> _WHAT THIS TASK INVOLVES_
From the entries below, gather every line containing the string "preview".
━━━━
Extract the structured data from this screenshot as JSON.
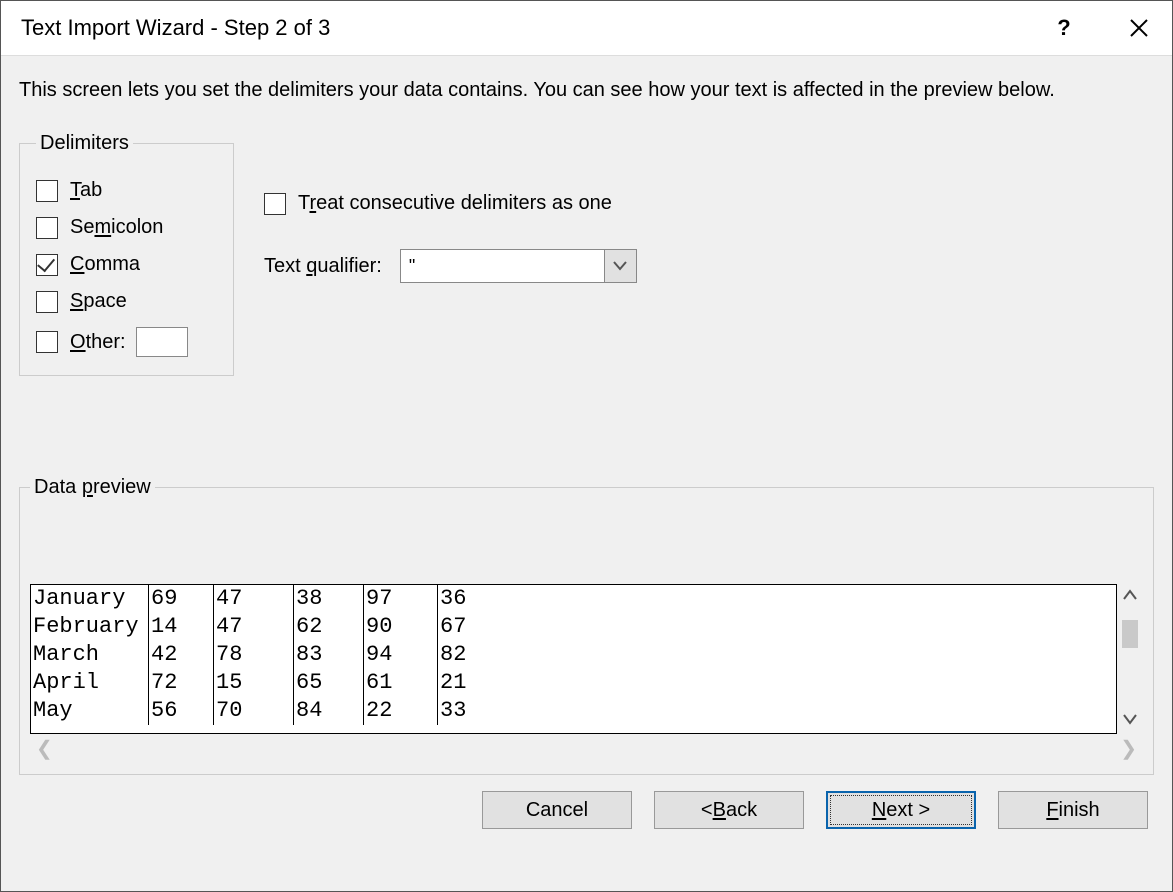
{
  "title": "Text Import Wizard - Step 2 of 3",
  "intro": "This screen lets you set the delimiters your data contains.  You can see how your text is affected in the preview below.",
  "delimiters": {
    "legend": "Delimiters",
    "tab": {
      "label": "Tab",
      "checked": false
    },
    "semicolon": {
      "label": "Semicolon",
      "checked": false
    },
    "comma": {
      "label": "Comma",
      "checked": true
    },
    "space": {
      "label": "Space",
      "checked": false
    },
    "other": {
      "label": "Other:",
      "checked": false,
      "value": ""
    }
  },
  "treat": {
    "label": "Treat consecutive delimiters as one",
    "checked": false
  },
  "qualifier": {
    "label": "Text qualifier:",
    "value": "\""
  },
  "preview": {
    "legend": "Data preview",
    "rows": [
      [
        "January",
        "69",
        "47",
        "38",
        "97",
        "36"
      ],
      [
        "February",
        "14",
        "47",
        "62",
        "90",
        "67"
      ],
      [
        "March",
        "42",
        "78",
        "83",
        "94",
        "82"
      ],
      [
        "April",
        "72",
        "15",
        "65",
        "61",
        "21"
      ],
      [
        "May",
        "56",
        "70",
        "84",
        "22",
        "33"
      ]
    ]
  },
  "buttons": {
    "cancel": "Cancel",
    "back": "< Back",
    "next": "Next >",
    "finish": "Finish"
  }
}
━━━━
> _TASK SOLUTION_
  "intro": "This screen lets you set the delimiters your data contains.  You can see how your text is affected in the preview below.",
  "preview": {
    "legend": "Data preview",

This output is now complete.